## begin Article

Establish Informal Structures for Networking

Many large workplaces establish committees for everything from strategic planning to casual event planning. Consider stretching this concept even further by encouraging ad hoc gatherings that can form a basis for valuable informal networks. Encourage employees to gather together by providing one-time training or brainstorming sessions that can serve as the basis for an ongoing communications loop. Look for small incentives to promote internal informal employee networks based around projects and specific challenges to be solved. Serving food at gatherings like this serves as an appreciated incentive.

Identify Key Network Players

Studies show that top-performing employees tend to have strong intra-office networks, with ties that reach out from their own departments and stretch across the company. Leverage this by recruiting key players into any informal networks. These key players are likely to energize and inspire other employees, so they leave the workplace feeling they have made contributions that are valuable and appreciated. Encourage these top performers to facilitate networking among employees in their departments who seem less engaged with their work, drawing them in to both formal committees and informal networks. Top performers can serve as connectors, pulling together people from varying departments and work groups who might otherwise never collaborate or share ideas. While there are typically few of these top performers in any company, their impact far outweighs their actual numbers.

## end Article

* Instructions:
1/ Pull out the passage of the networking advice word for word, starting at the words "Many large workplaces" and stopping after "an appreciated incentive.".
2/ Leaving out the two headings, list each different verb that opens a sentence giving a command in the networking advice.
3/ Carry on the networking advice from its final sentence, keeping to its subject and tone.
The material that comes next plays no part in this.

## begin Data lines

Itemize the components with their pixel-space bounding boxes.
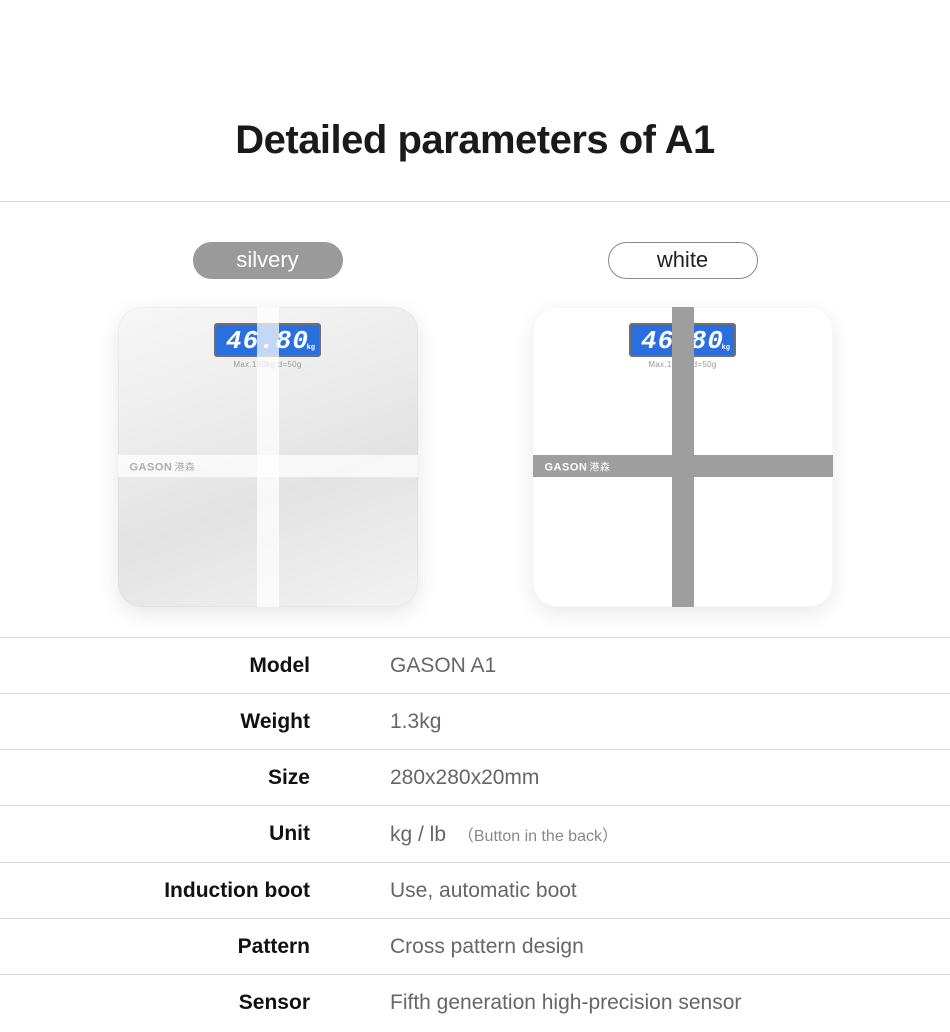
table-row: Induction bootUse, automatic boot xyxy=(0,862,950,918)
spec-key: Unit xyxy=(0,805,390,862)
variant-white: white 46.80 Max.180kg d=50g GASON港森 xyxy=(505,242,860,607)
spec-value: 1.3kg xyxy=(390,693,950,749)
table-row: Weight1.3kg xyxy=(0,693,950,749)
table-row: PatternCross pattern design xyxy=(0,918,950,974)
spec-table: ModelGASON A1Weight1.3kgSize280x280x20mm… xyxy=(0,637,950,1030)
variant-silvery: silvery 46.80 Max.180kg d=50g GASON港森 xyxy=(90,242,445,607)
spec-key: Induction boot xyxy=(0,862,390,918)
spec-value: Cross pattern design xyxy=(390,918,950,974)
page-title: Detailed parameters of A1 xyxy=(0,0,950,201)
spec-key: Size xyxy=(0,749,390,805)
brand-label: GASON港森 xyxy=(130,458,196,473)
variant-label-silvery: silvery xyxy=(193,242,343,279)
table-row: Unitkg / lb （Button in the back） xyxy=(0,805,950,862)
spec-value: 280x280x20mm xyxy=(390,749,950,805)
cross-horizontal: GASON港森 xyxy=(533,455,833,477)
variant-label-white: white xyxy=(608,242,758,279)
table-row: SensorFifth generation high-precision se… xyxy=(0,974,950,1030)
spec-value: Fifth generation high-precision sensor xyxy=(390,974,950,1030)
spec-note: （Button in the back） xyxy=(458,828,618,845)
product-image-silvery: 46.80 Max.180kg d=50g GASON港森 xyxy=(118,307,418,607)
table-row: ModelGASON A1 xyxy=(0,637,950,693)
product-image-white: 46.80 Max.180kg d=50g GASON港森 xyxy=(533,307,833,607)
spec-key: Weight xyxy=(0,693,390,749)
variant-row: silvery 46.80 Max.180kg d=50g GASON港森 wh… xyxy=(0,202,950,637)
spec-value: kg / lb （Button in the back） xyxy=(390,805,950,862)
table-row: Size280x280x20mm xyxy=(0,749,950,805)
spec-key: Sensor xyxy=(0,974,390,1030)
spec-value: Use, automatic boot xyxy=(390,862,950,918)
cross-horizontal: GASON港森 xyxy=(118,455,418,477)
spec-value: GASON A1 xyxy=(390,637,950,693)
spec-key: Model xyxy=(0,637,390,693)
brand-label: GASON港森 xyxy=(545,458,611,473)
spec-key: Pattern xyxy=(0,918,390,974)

## end Data lines

* Answers to each task:
1/
Many large workplaces establish committees for everything from strategic planning to casual event planning. Consider stretching this concept even further by encouraging ad hoc gatherings that can form a basis for valuable informal networks. Encourage employees to gather together by providing one-time training or brainstorming sessions that can serve as the basis for an ongoing communications loop. Look for small incentives to promote internal informal employee networks based around projects and specific challenges to be solved. Serving food at gatherings like this serves as an appreciated incentive.

2/
Consider
Encourage
Look
Leverage

3/
Develop a Range of Experts

As more formal and informal employee networks form within your company, employees may feel overloaded by the combination of their work responsibilities and the claims their networks make on them. Creative or less extroverted employees can respond to this situation by withdrawing. Ease the overall communicative load by establishing a range of experts within the company so one person does not become the automatic go-to person for any given problem or question. Discourage micromanagement, which tends to create vertical ties rather than more healthy horizontal ones. Encourage employees to document each project fully, creating a database of answers to which employees can refer in the future, rather than overwhelming one employee with requests for help. The more experts your company has on any given subject, the more the informal employee networks will thrive.

Internal employee networks can greatly boost a company's ability to be creative and innovative, even as they cement employee loyalty. Facilitating networking among employees is a fascinating and productive way to keep employees engaged with their work and strengthen their personal ties to the company.